*WRITTEN TASK*. Begin at the line with "Transcribe this image's" and output every line through the end of the records, exactly as given. Omit pictures.

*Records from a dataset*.
----
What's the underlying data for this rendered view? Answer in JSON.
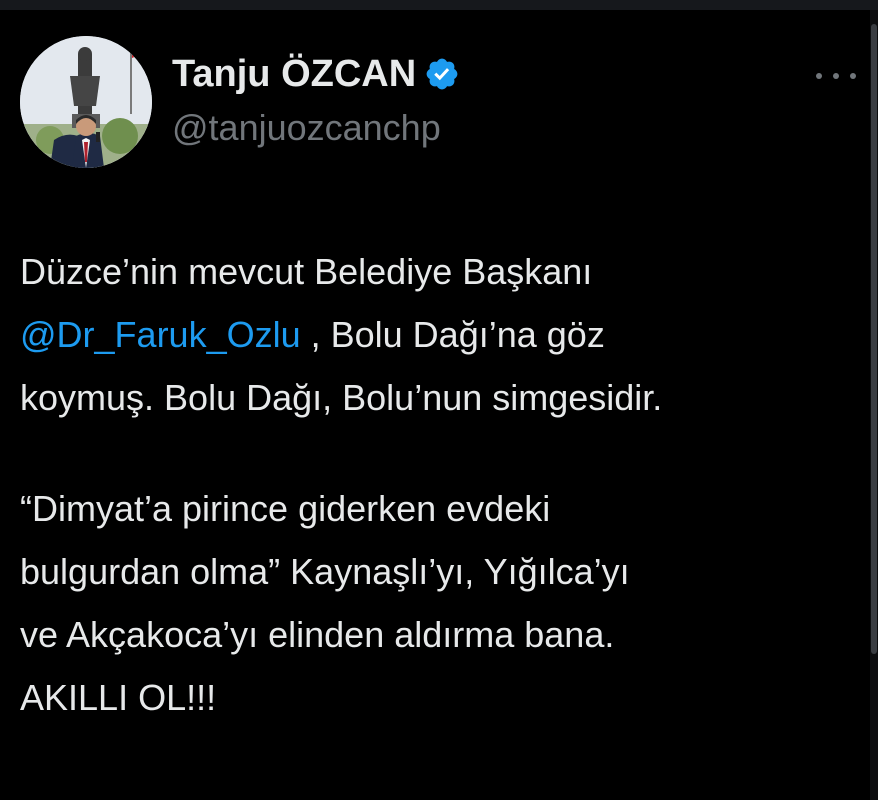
{
  "author": {
    "display_name": "Tanju ÖZCAN",
    "handle": "@tanjuozcanchp",
    "verified_icon": "verified-badge-icon",
    "verified_color": "#1d9bf0"
  },
  "tweet": {
    "para1": {
      "line1": "Düzce’nin mevcut Belediye Başkanı",
      "line2_mention": "@Dr_Faruk_Ozlu",
      "line2_rest": " , Bolu Dağı’na göz",
      "line3": "koymuş. Bolu Dağı, Bolu’nun simgesidir."
    },
    "para2": {
      "line1": "“Dimyat’a pirince giderken evdeki",
      "line2": "bulgurdan olma” Kaynaşlı’yı, Yığılca’yı",
      "line3": "ve Akçakoca’yı elinden aldırma bana.",
      "line4": "AKILLI OL!!!"
    }
  },
  "colors": {
    "background": "#000000",
    "text": "#e7e9ea",
    "muted": "#71767b",
    "link": "#1d9bf0"
  }
}
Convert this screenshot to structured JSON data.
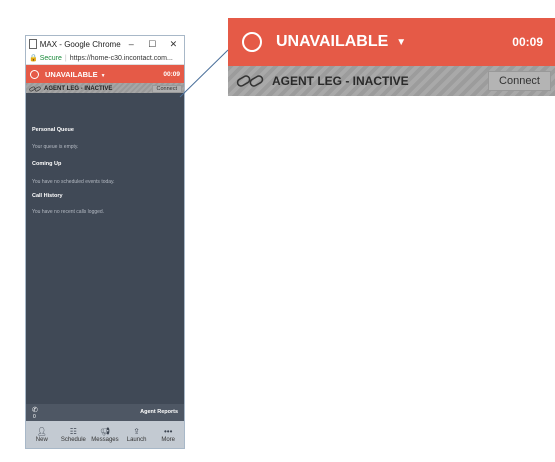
{
  "window": {
    "title": "MAX - Google Chrome",
    "controls": [
      "–",
      "☐",
      "✕"
    ],
    "secure_label": "Secure",
    "url": "https://home-c30.incontact.com..."
  },
  "status": {
    "label": "UNAVAILABLE",
    "timer": "00:09",
    "color": "#e55a47"
  },
  "agent_leg": {
    "label": "AGENT LEG - INACTIVE",
    "connect": "Connect"
  },
  "sections": {
    "queue": {
      "title": "Personal Queue",
      "text": "Your queue is empty."
    },
    "coming": {
      "title": "Coming Up",
      "text": "You have no scheduled events today."
    },
    "history": {
      "title": "Call History",
      "text": "You have no recent calls logged."
    }
  },
  "footer": {
    "call_count": "0",
    "agent_reports": "Agent Reports"
  },
  "nav": [
    {
      "icon": "new-contact-icon",
      "label": "New"
    },
    {
      "icon": "schedule-icon",
      "label": "Schedule"
    },
    {
      "icon": "messages-icon",
      "label": "Messages"
    },
    {
      "icon": "launch-icon",
      "label": "Launch"
    },
    {
      "icon": "more-icon",
      "label": "More"
    }
  ],
  "zoom": {
    "status_label": "UNAVAILABLE",
    "timer": "00:09",
    "agent_leg": "AGENT LEG - INACTIVE",
    "connect": "Connect"
  }
}
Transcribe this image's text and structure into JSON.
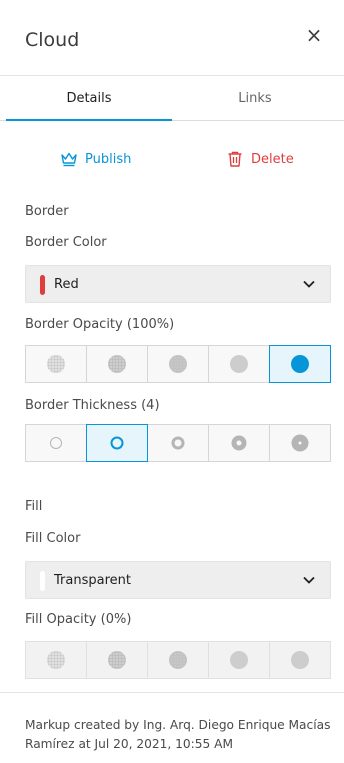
{
  "header": {
    "title": "Cloud",
    "close_glyph": "×"
  },
  "tabs": [
    {
      "label": "Details",
      "active": true
    },
    {
      "label": "Links",
      "active": false
    }
  ],
  "actions": {
    "publish_label": "Publish",
    "delete_label": "Delete",
    "publish_icon": "crown-icon",
    "delete_icon": "trash-icon"
  },
  "border": {
    "section_label": "Border",
    "color_label": "Border Color",
    "color_value": "Red",
    "color_swatch": "#e03d3d",
    "opacity_label": "Border Opacity (100%)",
    "opacity_selected_index": 4,
    "thickness_label": "Border Thickness (4)",
    "thickness_selected_index": 1
  },
  "fill": {
    "section_label": "Fill",
    "color_label": "Fill Color",
    "color_value": "Transparent",
    "color_swatch": "#ffffff",
    "opacity_label": "Fill Opacity (0%)"
  },
  "footer": {
    "text": "Markup created by Ing. Arq. Diego Enrique Macías Ramírez at Jul 20, 2021, 10:55 AM"
  },
  "colors": {
    "accent": "#0696d7",
    "danger": "#e03d3d"
  }
}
----
*SOLUTION FOR THIS EXERCISE*.
Transcribe this image's text and structure into JSON.
{
  "header": {
    "title": "Cloud",
    "close_glyph": "×"
  },
  "tabs": [
    {
      "label": "Details",
      "active": true
    },
    {
      "label": "Links",
      "active": false
    }
  ],
  "actions": {
    "publish_label": "Publish",
    "delete_label": "Delete",
    "publish_icon": "crown-icon",
    "delete_icon": "trash-icon"
  },
  "border": {
    "section_label": "Border",
    "color_label": "Border Color",
    "color_value": "Red",
    "color_swatch": "#e03d3d",
    "opacity_label": "Border Opacity (100%)",
    "opacity_selected_index": 4,
    "thickness_label": "Border Thickness (4)",
    "thickness_selected_index": 1
  },
  "fill": {
    "section_label": "Fill",
    "color_label": "Fill Color",
    "color_value": "Transparent",
    "color_swatch": "#ffffff",
    "opacity_label": "Fill Opacity (0%)"
  },
  "footer": {
    "text": "Markup created by Ing. Arq. Diego Enrique Macías Ramírez at Jul 20, 2021, 10:55 AM"
  },
  "colors": {
    "accent": "#0696d7",
    "danger": "#e03d3d"
  }
}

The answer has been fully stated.